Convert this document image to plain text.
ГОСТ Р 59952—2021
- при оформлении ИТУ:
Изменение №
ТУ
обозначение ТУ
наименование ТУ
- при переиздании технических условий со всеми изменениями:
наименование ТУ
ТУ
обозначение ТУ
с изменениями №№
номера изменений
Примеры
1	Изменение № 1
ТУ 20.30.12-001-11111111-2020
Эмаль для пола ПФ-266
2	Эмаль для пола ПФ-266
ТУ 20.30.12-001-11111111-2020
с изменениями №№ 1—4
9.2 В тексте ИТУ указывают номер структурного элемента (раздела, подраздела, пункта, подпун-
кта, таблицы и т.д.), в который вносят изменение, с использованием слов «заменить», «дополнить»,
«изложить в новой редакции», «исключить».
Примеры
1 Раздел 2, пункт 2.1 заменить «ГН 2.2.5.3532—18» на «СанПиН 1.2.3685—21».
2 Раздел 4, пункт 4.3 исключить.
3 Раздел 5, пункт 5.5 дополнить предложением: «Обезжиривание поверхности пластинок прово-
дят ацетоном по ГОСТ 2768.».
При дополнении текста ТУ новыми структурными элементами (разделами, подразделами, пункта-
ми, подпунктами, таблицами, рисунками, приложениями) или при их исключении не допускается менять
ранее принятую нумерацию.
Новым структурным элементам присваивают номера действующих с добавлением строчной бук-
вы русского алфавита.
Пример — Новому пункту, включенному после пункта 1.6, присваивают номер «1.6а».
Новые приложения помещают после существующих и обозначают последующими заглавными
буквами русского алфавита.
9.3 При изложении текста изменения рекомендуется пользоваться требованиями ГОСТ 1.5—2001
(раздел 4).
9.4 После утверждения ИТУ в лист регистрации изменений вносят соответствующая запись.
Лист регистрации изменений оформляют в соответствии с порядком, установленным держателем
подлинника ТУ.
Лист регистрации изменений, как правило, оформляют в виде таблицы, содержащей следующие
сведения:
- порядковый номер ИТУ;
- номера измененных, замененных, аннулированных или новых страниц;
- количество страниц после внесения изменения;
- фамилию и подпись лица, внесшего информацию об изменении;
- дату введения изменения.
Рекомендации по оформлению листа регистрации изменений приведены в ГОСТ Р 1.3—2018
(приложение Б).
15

» **Do this**:
Generate an exact reproduction of all entries.

» **The result**:
Convert this document image to plain text.
ГОСТ Р 59952—2021
- при оформлении ИТУ:
Изменение №
ТУ
обозначение ТУ
наименование ТУ
- при переиздании технических условий со всеми изменениями:
наименование ТУ
ТУ
обозначение ТУ
с изменениями №№
номера изменений
Примеры
1	Изменение № 1
ТУ 20.30.12-001-11111111-2020
Эмаль для пола ПФ-266
2	Эмаль для пола ПФ-266
ТУ 20.30.12-001-11111111-2020
с изменениями №№ 1—4
9.2 В тексте ИТУ указывают номер структурного элемента (раздела, подраздела, пункта, подпун-
кта, таблицы и т.д.), в который вносят изменение, с использованием слов «заменить», «дополнить»,
«изложить в новой редакции», «исключить».
Примеры
1 Раздел 2, пункт 2.1 заменить «ГН 2.2.5.3532—18» на «СанПиН 1.2.3685—21».
2 Раздел 4, пункт 4.3 исключить.
3 Раздел 5, пункт 5.5 дополнить предложением: «Обезжиривание поверхности пластинок прово-
дят ацетоном по ГОСТ 2768.».
При дополнении текста ТУ новыми структурными элементами (разделами, подразделами, пункта-
ми, подпунктами, таблицами, рисунками, приложениями) или при их исключении не допускается менять
ранее принятую нумерацию.
Новым структурным элементам присваивают номера действующих с добавлением строчной бук-
вы русского алфавита.
Пример — Новому пункту, включенному после пункта 1.6, присваивают номер «1.6а».
Новые приложения помещают после существующих и обозначают последующими заглавными
буквами русского алфавита.
9.3 При изложении текста изменения рекомендуется пользоваться требованиями ГОСТ 1.5—2001
(раздел 4).
9.4 После утверждения ИТУ в лист регистрации изменений вносят соответствующая запись.
Лист регистрации изменений оформляют в соответствии с порядком, установленным держателем
подлинника ТУ.
Лист регистрации изменений, как правило, оформляют в виде таблицы, содержащей следующие
сведения:
- порядковый номер ИТУ;
- номера измененных, замененных, аннулированных или новых страниц;
- количество страниц после внесения изменения;
- фамилию и подпись лица, внесшего информацию об изменении;
- дату введения изменения.
Рекомендации по оформлению листа регистрации изменений приведены в ГОСТ Р 1.3—2018
(приложение Б).
15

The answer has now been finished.